- [YOUR INSTRUCTIONS]:
Transcribe the listing below word for word.

- [Source records]:
===
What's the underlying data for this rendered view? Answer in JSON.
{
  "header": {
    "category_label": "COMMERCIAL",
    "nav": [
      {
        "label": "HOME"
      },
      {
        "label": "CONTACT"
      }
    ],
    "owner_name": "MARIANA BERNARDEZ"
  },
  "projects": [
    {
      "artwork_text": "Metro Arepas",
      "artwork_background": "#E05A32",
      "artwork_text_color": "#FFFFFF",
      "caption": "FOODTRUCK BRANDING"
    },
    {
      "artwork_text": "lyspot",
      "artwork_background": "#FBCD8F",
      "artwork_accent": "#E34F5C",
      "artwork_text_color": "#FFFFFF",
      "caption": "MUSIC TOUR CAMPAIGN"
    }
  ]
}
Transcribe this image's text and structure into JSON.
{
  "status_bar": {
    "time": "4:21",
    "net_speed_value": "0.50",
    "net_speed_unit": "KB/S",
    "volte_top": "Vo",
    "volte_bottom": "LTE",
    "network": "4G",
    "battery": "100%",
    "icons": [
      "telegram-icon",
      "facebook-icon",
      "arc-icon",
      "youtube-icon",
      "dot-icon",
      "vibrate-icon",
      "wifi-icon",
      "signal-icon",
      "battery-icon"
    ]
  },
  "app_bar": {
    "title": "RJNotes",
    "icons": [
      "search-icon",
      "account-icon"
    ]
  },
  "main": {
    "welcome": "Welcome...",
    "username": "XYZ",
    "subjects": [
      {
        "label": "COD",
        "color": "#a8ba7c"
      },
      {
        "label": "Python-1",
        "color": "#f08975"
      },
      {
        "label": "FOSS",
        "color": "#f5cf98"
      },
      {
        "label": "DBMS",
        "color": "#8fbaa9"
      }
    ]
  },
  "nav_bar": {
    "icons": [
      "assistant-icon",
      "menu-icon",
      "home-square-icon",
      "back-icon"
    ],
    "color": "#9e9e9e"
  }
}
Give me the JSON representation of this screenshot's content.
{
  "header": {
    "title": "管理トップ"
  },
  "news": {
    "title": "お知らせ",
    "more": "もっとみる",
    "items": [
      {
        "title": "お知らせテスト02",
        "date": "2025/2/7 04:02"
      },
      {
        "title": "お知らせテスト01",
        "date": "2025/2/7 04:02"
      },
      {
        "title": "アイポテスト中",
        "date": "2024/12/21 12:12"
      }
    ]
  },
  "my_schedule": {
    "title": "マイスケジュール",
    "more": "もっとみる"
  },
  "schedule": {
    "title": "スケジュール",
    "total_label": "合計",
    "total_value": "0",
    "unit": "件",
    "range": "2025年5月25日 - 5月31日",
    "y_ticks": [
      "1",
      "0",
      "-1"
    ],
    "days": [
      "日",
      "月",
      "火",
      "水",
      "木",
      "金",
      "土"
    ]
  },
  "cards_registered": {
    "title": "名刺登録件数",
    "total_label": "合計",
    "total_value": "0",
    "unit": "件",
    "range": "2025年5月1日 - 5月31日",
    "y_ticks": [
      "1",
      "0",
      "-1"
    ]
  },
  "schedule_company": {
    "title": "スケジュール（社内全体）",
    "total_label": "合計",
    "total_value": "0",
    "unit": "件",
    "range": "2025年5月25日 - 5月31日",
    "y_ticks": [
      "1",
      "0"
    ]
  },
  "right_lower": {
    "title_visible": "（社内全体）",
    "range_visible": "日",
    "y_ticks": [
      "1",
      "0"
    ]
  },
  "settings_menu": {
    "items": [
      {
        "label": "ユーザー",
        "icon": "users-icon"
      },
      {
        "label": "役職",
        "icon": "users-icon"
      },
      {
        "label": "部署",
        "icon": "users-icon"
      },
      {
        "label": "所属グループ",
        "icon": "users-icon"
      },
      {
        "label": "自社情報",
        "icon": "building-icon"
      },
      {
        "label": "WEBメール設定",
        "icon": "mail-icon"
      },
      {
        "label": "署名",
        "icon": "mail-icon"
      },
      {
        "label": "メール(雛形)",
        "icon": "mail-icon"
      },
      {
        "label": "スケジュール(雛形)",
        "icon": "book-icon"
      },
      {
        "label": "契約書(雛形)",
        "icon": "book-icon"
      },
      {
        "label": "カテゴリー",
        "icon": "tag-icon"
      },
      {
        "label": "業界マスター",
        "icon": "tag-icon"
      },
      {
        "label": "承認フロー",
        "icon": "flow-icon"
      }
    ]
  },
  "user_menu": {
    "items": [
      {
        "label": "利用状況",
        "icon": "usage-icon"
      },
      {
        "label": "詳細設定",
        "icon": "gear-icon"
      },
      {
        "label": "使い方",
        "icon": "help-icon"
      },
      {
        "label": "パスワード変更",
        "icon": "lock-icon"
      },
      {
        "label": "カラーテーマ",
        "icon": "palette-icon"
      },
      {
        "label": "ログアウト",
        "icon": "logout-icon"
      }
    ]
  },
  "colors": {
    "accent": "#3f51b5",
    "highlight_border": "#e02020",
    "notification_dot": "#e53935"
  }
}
===
- [CORRECT ANSWER]:
What's the underlying data for this rendered view? Answer in JSON.
{
  "header": {
    "category_label": "COMMERCIAL",
    "nav": [
      {
        "label": "HOME"
      },
      {
        "label": "CONTACT"
      }
    ],
    "owner_name": "MARIANA BERNARDEZ"
  },
  "projects": [
    {
      "artwork_text": "Metro Arepas",
      "artwork_background": "#E05A32",
      "artwork_text_color": "#FFFFFF",
      "caption": "FOODTRUCK BRANDING"
    },
    {
      "artwork_text": "lyspot",
      "artwork_background": "#FBCD8F",
      "artwork_accent": "#E34F5C",
      "artwork_text_color": "#FFFFFF",
      "caption": "MUSIC TOUR CAMPAIGN"
    }
  ]
}
Transcribe this image's text and structure into JSON.
{
  "status_bar": {
    "time": "4:21",
    "net_speed_value": "0.50",
    "net_speed_unit": "KB/S",
    "volte_top": "Vo",
    "volte_bottom": "LTE",
    "network": "4G",
    "battery": "100%",
    "icons": [
      "telegram-icon",
      "facebook-icon",
      "arc-icon",
      "youtube-icon",
      "dot-icon",
      "vibrate-icon",
      "wifi-icon",
      "signal-icon",
      "battery-icon"
    ]
  },
  "app_bar": {
    "title": "RJNotes",
    "icons": [
      "search-icon",
      "account-icon"
    ]
  },
  "main": {
    "welcome": "Welcome...",
    "username": "XYZ",
    "subjects": [
      {
        "label": "COD",
        "color": "#a8ba7c"
      },
      {
        "label": "Python-1",
        "color": "#f08975"
      },
      {
        "label": "FOSS",
        "color": "#f5cf98"
      },
      {
        "label": "DBMS",
        "color": "#8fbaa9"
      }
    ]
  },
  "nav_bar": {
    "icons": [
      "assistant-icon",
      "menu-icon",
      "home-square-icon",
      "back-icon"
    ],
    "color": "#9e9e9e"
  }
}
Give me the JSON representation of this screenshot's content.
{
  "header": {
    "title": "管理トップ"
  },
  "news": {
    "title": "お知らせ",
    "more": "もっとみる",
    "items": [
      {
        "title": "お知らせテスト02",
        "date": "2025/2/7 04:02"
      },
      {
        "title": "お知らせテスト01",
        "date": "2025/2/7 04:02"
      },
      {
        "title": "アイポテスト中",
        "date": "2024/12/21 12:12"
      }
    ]
  },
  "my_schedule": {
    "title": "マイスケジュール",
    "more": "もっとみる"
  },
  "schedule": {
    "title": "スケジュール",
    "total_label": "合計",
    "total_value": "0",
    "unit": "件",
    "range": "2025年5月25日 - 5月31日",
    "y_ticks": [
      "1",
      "0",
      "-1"
    ],
    "days": [
      "日",
      "月",
      "火",
      "水",
      "木",
      "金",
      "土"
    ]
  },
  "cards_registered": {
    "title": "名刺登録件数",
    "total_label": "合計",
    "total_value": "0",
    "unit": "件",
    "range": "2025年5月1日 - 5月31日",
    "y_ticks": [
      "1",
      "0",
      "-1"
    ]
  },
  "schedule_company": {
    "title": "スケジュール（社内全体）",
    "total_label": "合計",
    "total_value": "0",
    "unit": "件",
    "range": "2025年5月25日 - 5月31日",
    "y_ticks": [
      "1",
      "0"
    ]
  },
  "right_lower": {
    "title_visible": "（社内全体）",
    "range_visible": "日",
    "y_ticks": [
      "1",
      "0"
    ]
  },
  "settings_menu": {
    "items": [
      {
        "label": "ユーザー",
        "icon": "users-icon"
      },
      {
        "label": "役職",
        "icon": "users-icon"
      },
      {
        "label": "部署",
        "icon": "users-icon"
      },
      {
        "label": "所属グループ",
        "icon": "users-icon"
      },
      {
        "label": "自社情報",
        "icon": "building-icon"
      },
      {
        "label": "WEBメール設定",
        "icon": "mail-icon"
      },
      {
        "label": "署名",
        "icon": "mail-icon"
      },
      {
        "label": "メール(雛形)",
        "icon": "mail-icon"
      },
      {
        "label": "スケジュール(雛形)",
        "icon": "book-icon"
      },
      {
        "label": "契約書(雛形)",
        "icon": "book-icon"
      },
      {
        "label": "カテゴリー",
        "icon": "tag-icon"
      },
      {
        "label": "業界マスター",
        "icon": "tag-icon"
      },
      {
        "label": "承認フロー",
        "icon": "flow-icon"
      }
    ]
  },
  "user_menu": {
    "items": [
      {
        "label": "利用状況",
        "icon": "usage-icon"
      },
      {
        "label": "詳細設定",
        "icon": "gear-icon"
      },
      {
        "label": "使い方",
        "icon": "help-icon"
      },
      {
        "label": "パスワード変更",
        "icon": "lock-icon"
      },
      {
        "label": "カラーテーマ",
        "icon": "palette-icon"
      },
      {
        "label": "ログアウト",
        "icon": "logout-icon"
      }
    ]
  },
  "colors": {
    "accent": "#3f51b5",
    "highlight_border": "#e02020",
    "notification_dot": "#e53935"
  }
}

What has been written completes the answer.